ASSIGNED TASK: Search the records for the string "group". Copy each line where it occurs.

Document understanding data
^^^^
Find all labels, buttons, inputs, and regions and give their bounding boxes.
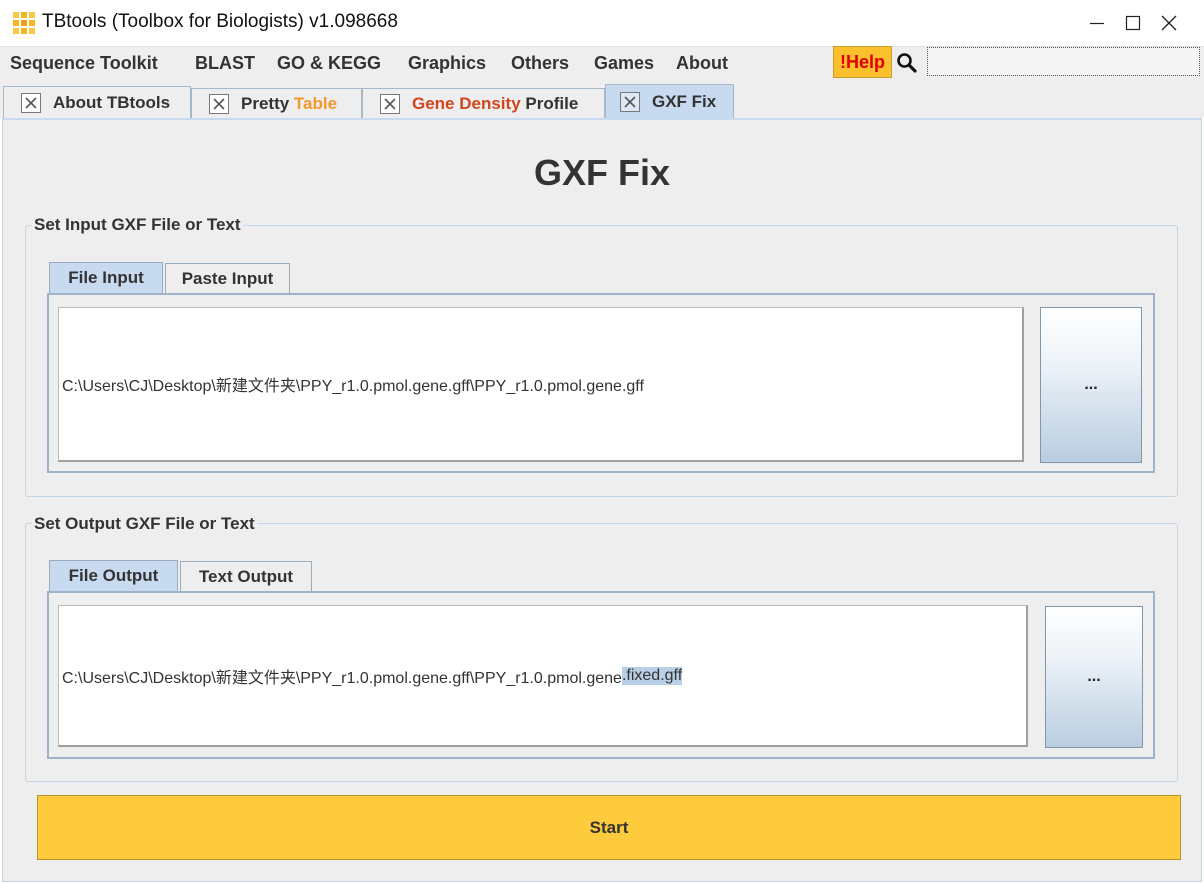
menu-go-kegg[interactable]: GO & KEGG	[277, 53, 381, 74]
tab-label-suffix: Profile	[525, 93, 579, 113]
menu-games[interactable]: Games	[594, 53, 654, 74]
tab-label-prefix: Pretty	[241, 93, 290, 113]
logo-tile	[28, 11, 36, 19]
logo-tile	[12, 11, 20, 19]
input-browse-button[interactable]: ...	[1040, 307, 1142, 463]
tab-paste-input[interactable]: Paste Input	[165, 263, 290, 293]
output-file-path-field[interactable]: C:\Users\CJ\Desktop\新建文件夹\PPY_r1.0.pmol.…	[58, 605, 1028, 747]
tab-gene-density-profile[interactable]: Gene Density Profile	[362, 88, 605, 118]
input-file-path-text: C:\Users\CJ\Desktop\新建文件夹\PPY_r1.0.pmol.…	[62, 378, 644, 395]
menu-others[interactable]: Others	[511, 53, 569, 74]
input-group-legend: Set Input GXF File or Text	[32, 215, 243, 235]
menu-blast[interactable]: BLAST	[195, 53, 255, 74]
logo-tile	[12, 27, 20, 35]
close-icon	[25, 96, 37, 109]
close-icon	[213, 97, 225, 110]
tab-gxf-fix[interactable]: GXF Fix	[605, 84, 734, 118]
tab-close-button[interactable]	[620, 91, 640, 112]
input-file-path-field[interactable]: C:\Users\CJ\Desktop\新建文件夹\PPY_r1.0.pmol.…	[58, 307, 1024, 462]
tab-text-output[interactable]: Text Output	[180, 561, 312, 591]
output-group-legend: Set Output GXF File or Text	[32, 514, 257, 534]
tab-close-button[interactable]	[380, 93, 400, 114]
menu-about[interactable]: About	[676, 53, 728, 74]
document-tab-bar: About TBtools Pretty Table Gene Density …	[0, 80, 1204, 118]
tab-label: About TBtools	[53, 92, 171, 112]
tab-file-output[interactable]: File Output	[49, 560, 178, 591]
page-title: GXF Fix	[533, 152, 671, 193]
logo-tile	[20, 19, 28, 27]
close-window-button[interactable]	[1134, 0, 1204, 46]
close-icon	[384, 97, 396, 110]
output-file-path-text: C:\Users\CJ\Desktop\新建文件夹\PPY_r1.0.pmol.…	[62, 669, 622, 687]
logo-tile	[12, 19, 20, 27]
tab-label-highlight: Gene Density	[412, 93, 521, 113]
close-icon	[624, 95, 636, 108]
window-title: TBtools (Toolbox for Biologists) v1.0986…	[42, 11, 398, 32]
tab-close-button[interactable]	[209, 93, 229, 114]
tab-close-button[interactable]	[21, 92, 41, 113]
search-input[interactable]	[927, 47, 1200, 76]
output-browse-button[interactable]: ...	[1045, 606, 1143, 748]
start-button[interactable]: Start	[37, 795, 1181, 860]
app-logo-icon	[12, 11, 36, 35]
search-icon[interactable]	[895, 51, 919, 75]
logo-tile	[28, 27, 36, 35]
title-bar: TBtools (Toolbox for Biologists) v1.0986…	[0, 0, 1204, 46]
output-file-path-selection: .fixed.gff	[621, 666, 683, 685]
tab-about-tbtools[interactable]: About TBtools	[3, 86, 191, 118]
logo-tile	[20, 27, 28, 35]
menu-sequence-toolkit[interactable]: Sequence Toolkit	[10, 53, 158, 74]
tab-label: GXF Fix	[652, 91, 717, 111]
close-icon	[1161, 15, 1177, 31]
tab-file-input[interactable]: File Input	[49, 262, 163, 293]
menu-graphics[interactable]: Graphics	[408, 53, 486, 74]
logo-tile	[28, 19, 36, 27]
tab-label-highlight: Table	[293, 93, 338, 113]
logo-tile	[20, 11, 28, 19]
tab-pretty-table[interactable]: Pretty Table	[191, 88, 362, 118]
help-button[interactable]: !Help	[833, 46, 892, 78]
^^^^
EXERCISE RESPONSE:
input-group-legend: Set Input GXF File or Text	[32, 215, 243, 235]
output-group-legend: Set Output GXF File or Text	[32, 514, 257, 534]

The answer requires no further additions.